◆ **RECORD EXCERPTS**
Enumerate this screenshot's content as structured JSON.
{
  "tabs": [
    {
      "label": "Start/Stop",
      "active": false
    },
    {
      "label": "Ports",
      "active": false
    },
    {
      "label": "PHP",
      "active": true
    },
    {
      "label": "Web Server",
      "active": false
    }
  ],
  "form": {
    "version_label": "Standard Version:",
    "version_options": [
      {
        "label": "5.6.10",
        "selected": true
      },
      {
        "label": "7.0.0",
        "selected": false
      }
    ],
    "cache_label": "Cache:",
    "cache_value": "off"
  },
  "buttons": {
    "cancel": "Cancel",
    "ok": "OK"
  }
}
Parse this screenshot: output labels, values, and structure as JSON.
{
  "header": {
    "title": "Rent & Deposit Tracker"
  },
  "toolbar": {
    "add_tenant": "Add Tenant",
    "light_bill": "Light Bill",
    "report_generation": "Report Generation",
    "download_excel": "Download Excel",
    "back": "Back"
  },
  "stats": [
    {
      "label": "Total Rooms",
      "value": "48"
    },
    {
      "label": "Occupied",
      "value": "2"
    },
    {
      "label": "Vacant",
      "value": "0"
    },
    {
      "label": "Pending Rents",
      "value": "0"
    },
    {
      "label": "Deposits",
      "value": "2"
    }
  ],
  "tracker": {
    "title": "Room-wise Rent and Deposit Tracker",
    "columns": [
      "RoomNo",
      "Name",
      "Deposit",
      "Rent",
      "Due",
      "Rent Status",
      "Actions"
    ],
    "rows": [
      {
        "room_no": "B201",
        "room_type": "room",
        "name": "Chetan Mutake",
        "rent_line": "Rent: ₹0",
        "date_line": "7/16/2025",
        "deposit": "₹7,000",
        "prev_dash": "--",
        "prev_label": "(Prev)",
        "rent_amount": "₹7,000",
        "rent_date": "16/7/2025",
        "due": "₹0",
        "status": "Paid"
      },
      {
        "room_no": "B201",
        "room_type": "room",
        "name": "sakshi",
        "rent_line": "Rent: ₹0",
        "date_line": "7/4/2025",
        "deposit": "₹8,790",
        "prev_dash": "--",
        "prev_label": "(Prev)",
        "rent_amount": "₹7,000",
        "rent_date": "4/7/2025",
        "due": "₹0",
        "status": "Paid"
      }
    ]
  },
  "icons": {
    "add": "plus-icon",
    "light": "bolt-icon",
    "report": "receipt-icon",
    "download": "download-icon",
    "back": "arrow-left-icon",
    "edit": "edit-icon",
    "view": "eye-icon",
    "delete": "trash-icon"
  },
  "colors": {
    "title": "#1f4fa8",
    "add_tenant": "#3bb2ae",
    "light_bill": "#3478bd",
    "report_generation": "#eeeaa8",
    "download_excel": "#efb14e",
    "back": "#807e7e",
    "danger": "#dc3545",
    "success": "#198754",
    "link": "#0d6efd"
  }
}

◆ **STATED GOAL**
Extract the full listing above without altering anything.

◆ **FULL RESPONSE**
Enumerate this screenshot's content as structured JSON.
{
  "tabs": [
    {
      "label": "Start/Stop",
      "active": false
    },
    {
      "label": "Ports",
      "active": false
    },
    {
      "label": "PHP",
      "active": true
    },
    {
      "label": "Web Server",
      "active": false
    }
  ],
  "form": {
    "version_label": "Standard Version:",
    "version_options": [
      {
        "label": "5.6.10",
        "selected": true
      },
      {
        "label": "7.0.0",
        "selected": false
      }
    ],
    "cache_label": "Cache:",
    "cache_value": "off"
  },
  "buttons": {
    "cancel": "Cancel",
    "ok": "OK"
  }
}
Parse this screenshot: output labels, values, and structure as JSON.
{
  "header": {
    "title": "Rent & Deposit Tracker"
  },
  "toolbar": {
    "add_tenant": "Add Tenant",
    "light_bill": "Light Bill",
    "report_generation": "Report Generation",
    "download_excel": "Download Excel",
    "back": "Back"
  },
  "stats": [
    {
      "label": "Total Rooms",
      "value": "48"
    },
    {
      "label": "Occupied",
      "value": "2"
    },
    {
      "label": "Vacant",
      "value": "0"
    },
    {
      "label": "Pending Rents",
      "value": "0"
    },
    {
      "label": "Deposits",
      "value": "2"
    }
  ],
  "tracker": {
    "title": "Room-wise Rent and Deposit Tracker",
    "columns": [
      "RoomNo",
      "Name",
      "Deposit",
      "Rent",
      "Due",
      "Rent Status",
      "Actions"
    ],
    "rows": [
      {
        "room_no": "B201",
        "room_type": "room",
        "name": "Chetan Mutake",
        "rent_line": "Rent: ₹0",
        "date_line": "7/16/2025",
        "deposit": "₹7,000",
        "prev_dash": "--",
        "prev_label": "(Prev)",
        "rent_amount": "₹7,000",
        "rent_date": "16/7/2025",
        "due": "₹0",
        "status": "Paid"
      },
      {
        "room_no": "B201",
        "room_type": "room",
        "name": "sakshi",
        "rent_line": "Rent: ₹0",
        "date_line": "7/4/2025",
        "deposit": "₹8,790",
        "prev_dash": "--",
        "prev_label": "(Prev)",
        "rent_amount": "₹7,000",
        "rent_date": "4/7/2025",
        "due": "₹0",
        "status": "Paid"
      }
    ]
  },
  "icons": {
    "add": "plus-icon",
    "light": "bolt-icon",
    "report": "receipt-icon",
    "download": "download-icon",
    "back": "arrow-left-icon",
    "edit": "edit-icon",
    "view": "eye-icon",
    "delete": "trash-icon"
  },
  "colors": {
    "title": "#1f4fa8",
    "add_tenant": "#3bb2ae",
    "light_bill": "#3478bd",
    "report_generation": "#eeeaa8",
    "download_excel": "#efb14e",
    "back": "#807e7e",
    "danger": "#dc3545",
    "success": "#198754",
    "link": "#0d6efd"
  }
}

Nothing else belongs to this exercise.